[Rows from a figure dataset]
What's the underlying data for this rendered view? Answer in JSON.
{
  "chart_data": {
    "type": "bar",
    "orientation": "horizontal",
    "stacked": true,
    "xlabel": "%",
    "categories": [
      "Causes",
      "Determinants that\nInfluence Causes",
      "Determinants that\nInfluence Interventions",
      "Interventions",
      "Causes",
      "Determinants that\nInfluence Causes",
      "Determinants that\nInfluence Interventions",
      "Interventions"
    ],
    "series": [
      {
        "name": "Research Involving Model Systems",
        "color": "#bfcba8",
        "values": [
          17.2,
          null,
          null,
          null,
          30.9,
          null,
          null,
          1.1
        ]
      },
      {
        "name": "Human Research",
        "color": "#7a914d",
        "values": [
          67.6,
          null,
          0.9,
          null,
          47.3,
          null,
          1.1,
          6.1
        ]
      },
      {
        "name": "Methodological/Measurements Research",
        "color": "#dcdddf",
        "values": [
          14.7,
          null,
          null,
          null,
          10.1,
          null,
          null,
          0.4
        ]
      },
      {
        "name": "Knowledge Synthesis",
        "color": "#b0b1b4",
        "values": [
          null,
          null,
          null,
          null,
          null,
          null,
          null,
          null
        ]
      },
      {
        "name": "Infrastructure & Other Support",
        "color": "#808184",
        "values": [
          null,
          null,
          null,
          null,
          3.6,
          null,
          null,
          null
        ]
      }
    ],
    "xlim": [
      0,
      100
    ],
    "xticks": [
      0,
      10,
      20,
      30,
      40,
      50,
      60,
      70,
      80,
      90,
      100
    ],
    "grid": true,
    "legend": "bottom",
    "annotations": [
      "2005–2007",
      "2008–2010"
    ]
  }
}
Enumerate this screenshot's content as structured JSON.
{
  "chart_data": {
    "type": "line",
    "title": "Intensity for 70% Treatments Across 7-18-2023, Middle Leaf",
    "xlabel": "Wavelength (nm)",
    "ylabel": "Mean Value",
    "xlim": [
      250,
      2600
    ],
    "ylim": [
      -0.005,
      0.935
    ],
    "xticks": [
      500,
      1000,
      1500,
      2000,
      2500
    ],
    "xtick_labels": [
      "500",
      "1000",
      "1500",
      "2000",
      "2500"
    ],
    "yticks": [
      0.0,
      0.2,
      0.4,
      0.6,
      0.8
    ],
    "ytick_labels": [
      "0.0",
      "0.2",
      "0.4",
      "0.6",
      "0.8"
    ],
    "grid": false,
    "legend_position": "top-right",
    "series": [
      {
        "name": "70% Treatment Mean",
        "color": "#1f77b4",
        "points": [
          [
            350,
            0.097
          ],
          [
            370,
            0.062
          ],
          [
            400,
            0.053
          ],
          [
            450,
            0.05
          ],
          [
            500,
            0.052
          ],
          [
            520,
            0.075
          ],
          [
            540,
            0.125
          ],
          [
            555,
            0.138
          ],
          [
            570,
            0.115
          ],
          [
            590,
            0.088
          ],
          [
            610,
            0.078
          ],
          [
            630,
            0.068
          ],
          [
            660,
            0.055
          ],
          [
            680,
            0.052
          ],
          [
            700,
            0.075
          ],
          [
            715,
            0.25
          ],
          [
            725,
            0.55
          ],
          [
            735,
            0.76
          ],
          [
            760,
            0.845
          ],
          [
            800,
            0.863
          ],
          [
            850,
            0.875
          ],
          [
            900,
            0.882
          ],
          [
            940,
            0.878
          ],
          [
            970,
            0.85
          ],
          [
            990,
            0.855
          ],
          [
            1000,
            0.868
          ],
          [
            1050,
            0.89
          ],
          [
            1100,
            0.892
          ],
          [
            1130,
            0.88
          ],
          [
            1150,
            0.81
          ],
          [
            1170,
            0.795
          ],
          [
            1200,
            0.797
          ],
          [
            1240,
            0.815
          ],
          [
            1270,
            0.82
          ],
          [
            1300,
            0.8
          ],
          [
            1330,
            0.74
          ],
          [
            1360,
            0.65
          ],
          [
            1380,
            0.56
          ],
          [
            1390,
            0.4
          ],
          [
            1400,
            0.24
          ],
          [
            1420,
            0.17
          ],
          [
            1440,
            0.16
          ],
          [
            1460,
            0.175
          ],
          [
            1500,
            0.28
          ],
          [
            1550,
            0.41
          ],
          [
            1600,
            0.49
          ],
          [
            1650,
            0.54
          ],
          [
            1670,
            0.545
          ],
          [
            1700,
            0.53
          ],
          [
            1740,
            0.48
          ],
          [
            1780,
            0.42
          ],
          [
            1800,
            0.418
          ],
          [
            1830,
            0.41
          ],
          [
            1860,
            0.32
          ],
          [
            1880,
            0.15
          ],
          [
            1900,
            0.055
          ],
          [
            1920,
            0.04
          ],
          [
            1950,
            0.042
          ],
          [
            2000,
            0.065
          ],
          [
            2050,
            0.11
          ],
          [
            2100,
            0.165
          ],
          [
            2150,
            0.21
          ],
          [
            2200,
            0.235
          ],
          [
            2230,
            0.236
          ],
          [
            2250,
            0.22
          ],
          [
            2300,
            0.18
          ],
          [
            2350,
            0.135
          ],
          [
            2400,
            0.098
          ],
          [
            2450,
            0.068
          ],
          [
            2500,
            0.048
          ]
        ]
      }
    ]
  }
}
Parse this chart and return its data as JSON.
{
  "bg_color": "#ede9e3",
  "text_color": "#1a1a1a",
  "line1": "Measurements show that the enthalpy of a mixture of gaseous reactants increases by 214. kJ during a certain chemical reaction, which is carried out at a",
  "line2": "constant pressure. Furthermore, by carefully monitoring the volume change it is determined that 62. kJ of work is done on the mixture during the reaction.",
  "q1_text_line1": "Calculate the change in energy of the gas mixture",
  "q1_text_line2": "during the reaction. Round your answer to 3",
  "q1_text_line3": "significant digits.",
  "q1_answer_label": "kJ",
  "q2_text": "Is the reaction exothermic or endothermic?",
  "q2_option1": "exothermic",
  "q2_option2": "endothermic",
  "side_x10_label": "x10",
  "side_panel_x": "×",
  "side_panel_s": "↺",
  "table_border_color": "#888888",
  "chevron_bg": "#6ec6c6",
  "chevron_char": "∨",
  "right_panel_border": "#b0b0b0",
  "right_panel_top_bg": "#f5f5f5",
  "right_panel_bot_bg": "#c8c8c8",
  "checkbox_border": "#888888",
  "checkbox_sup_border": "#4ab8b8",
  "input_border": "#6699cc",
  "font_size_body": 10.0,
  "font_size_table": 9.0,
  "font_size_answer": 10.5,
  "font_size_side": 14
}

(PROBLEM TO WORK ON) Reproduce the listing shown above in its entirety, exactly.

(RESPONSE FOR THIS EXERCISE)
What's the underlying data for this rendered view? Answer in JSON.
{
  "chart_data": {
    "type": "bar",
    "orientation": "horizontal",
    "stacked": true,
    "xlabel": "%",
    "categories": [
      "Causes",
      "Determinants that\nInfluence Causes",
      "Determinants that\nInfluence Interventions",
      "Interventions",
      "Causes",
      "Determinants that\nInfluence Causes",
      "Determinants that\nInfluence Interventions",
      "Interventions"
    ],
    "series": [
      {
        "name": "Research Involving Model Systems",
        "color": "#bfcba8",
        "values": [
          17.2,
          null,
          null,
          null,
          30.9,
          null,
          null,
          1.1
        ]
      },
      {
        "name": "Human Research",
        "color": "#7a914d",
        "values": [
          67.6,
          null,
          0.9,
          null,
          47.3,
          null,
          1.1,
          6.1
        ]
      },
      {
        "name": "Methodological/Measurements Research",
        "color": "#dcdddf",
        "values": [
          14.7,
          null,
          null,
          null,
          10.1,
          null,
          null,
          0.4
        ]
      },
      {
        "name": "Knowledge Synthesis",
        "color": "#b0b1b4",
        "values": [
          null,
          null,
          null,
          null,
          null,
          null,
          null,
          null
        ]
      },
      {
        "name": "Infrastructure & Other Support",
        "color": "#808184",
        "values": [
          null,
          null,
          null,
          null,
          3.6,
          null,
          null,
          null
        ]
      }
    ],
    "xlim": [
      0,
      100
    ],
    "xticks": [
      0,
      10,
      20,
      30,
      40,
      50,
      60,
      70,
      80,
      90,
      100
    ],
    "grid": true,
    "legend": "bottom",
    "annotations": [
      "2005–2007",
      "2008–2010"
    ]
  }
}
Enumerate this screenshot's content as structured JSON.
{
  "chart_data": {
    "type": "line",
    "title": "Intensity for 70% Treatments Across 7-18-2023, Middle Leaf",
    "xlabel": "Wavelength (nm)",
    "ylabel": "Mean Value",
    "xlim": [
      250,
      2600
    ],
    "ylim": [
      -0.005,
      0.935
    ],
    "xticks": [
      500,
      1000,
      1500,
      2000,
      2500
    ],
    "xtick_labels": [
      "500",
      "1000",
      "1500",
      "2000",
      "2500"
    ],
    "yticks": [
      0.0,
      0.2,
      0.4,
      0.6,
      0.8
    ],
    "ytick_labels": [
      "0.0",
      "0.2",
      "0.4",
      "0.6",
      "0.8"
    ],
    "grid": false,
    "legend_position": "top-right",
    "series": [
      {
        "name": "70% Treatment Mean",
        "color": "#1f77b4",
        "points": [
          [
            350,
            0.097
          ],
          [
            370,
            0.062
          ],
          [
            400,
            0.053
          ],
          [
            450,
            0.05
          ],
          [
            500,
            0.052
          ],
          [
            520,
            0.075
          ],
          [
            540,
            0.125
          ],
          [
            555,
            0.138
          ],
          [
            570,
            0.115
          ],
          [
            590,
            0.088
          ],
          [
            610,
            0.078
          ],
          [
            630,
            0.068
          ],
          [
            660,
            0.055
          ],
          [
            680,
            0.052
          ],
          [
            700,
            0.075
          ],
          [
            715,
            0.25
          ],
          [
            725,
            0.55
          ],
          [
            735,
            0.76
          ],
          [
            760,
            0.845
          ],
          [
            800,
            0.863
          ],
          [
            850,
            0.875
          ],
          [
            900,
            0.882
          ],
          [
            940,
            0.878
          ],
          [
            970,
            0.85
          ],
          [
            990,
            0.855
          ],
          [
            1000,
            0.868
          ],
          [
            1050,
            0.89
          ],
          [
            1100,
            0.892
          ],
          [
            1130,
            0.88
          ],
          [
            1150,
            0.81
          ],
          [
            1170,
            0.795
          ],
          [
            1200,
            0.797
          ],
          [
            1240,
            0.815
          ],
          [
            1270,
            0.82
          ],
          [
            1300,
            0.8
          ],
          [
            1330,
            0.74
          ],
          [
            1360,
            0.65
          ],
          [
            1380,
            0.56
          ],
          [
            1390,
            0.4
          ],
          [
            1400,
            0.24
          ],
          [
            1420,
            0.17
          ],
          [
            1440,
            0.16
          ],
          [
            1460,
            0.175
          ],
          [
            1500,
            0.28
          ],
          [
            1550,
            0.41
          ],
          [
            1600,
            0.49
          ],
          [
            1650,
            0.54
          ],
          [
            1670,
            0.545
          ],
          [
            1700,
            0.53
          ],
          [
            1740,
            0.48
          ],
          [
            1780,
            0.42
          ],
          [
            1800,
            0.418
          ],
          [
            1830,
            0.41
          ],
          [
            1860,
            0.32
          ],
          [
            1880,
            0.15
          ],
          [
            1900,
            0.055
          ],
          [
            1920,
            0.04
          ],
          [
            1950,
            0.042
          ],
          [
            2000,
            0.065
          ],
          [
            2050,
            0.11
          ],
          [
            2100,
            0.165
          ],
          [
            2150,
            0.21
          ],
          [
            2200,
            0.235
          ],
          [
            2230,
            0.236
          ],
          [
            2250,
            0.22
          ],
          [
            2300,
            0.18
          ],
          [
            2350,
            0.135
          ],
          [
            2400,
            0.098
          ],
          [
            2450,
            0.068
          ],
          [
            2500,
            0.048
          ]
        ]
      }
    ]
  }
}
Parse this chart and return its data as JSON.
{
  "bg_color": "#ede9e3",
  "text_color": "#1a1a1a",
  "line1": "Measurements show that the enthalpy of a mixture of gaseous reactants increases by 214. kJ during a certain chemical reaction, which is carried out at a",
  "line2": "constant pressure. Furthermore, by carefully monitoring the volume change it is determined that 62. kJ of work is done on the mixture during the reaction.",
  "q1_text_line1": "Calculate the change in energy of the gas mixture",
  "q1_text_line2": "during the reaction. Round your answer to 3",
  "q1_text_line3": "significant digits.",
  "q1_answer_label": "kJ",
  "q2_text": "Is the reaction exothermic or endothermic?",
  "q2_option1": "exothermic",
  "q2_option2": "endothermic",
  "side_x10_label": "x10",
  "side_panel_x": "×",
  "side_panel_s": "↺",
  "table_border_color": "#888888",
  "chevron_bg": "#6ec6c6",
  "chevron_char": "∨",
  "right_panel_border": "#b0b0b0",
  "right_panel_top_bg": "#f5f5f5",
  "right_panel_bot_bg": "#c8c8c8",
  "checkbox_border": "#888888",
  "checkbox_sup_border": "#4ab8b8",
  "input_border": "#6699cc",
  "font_size_body": 10.0,
  "font_size_table": 9.0,
  "font_size_answer": 10.5,
  "font_size_side": 14
}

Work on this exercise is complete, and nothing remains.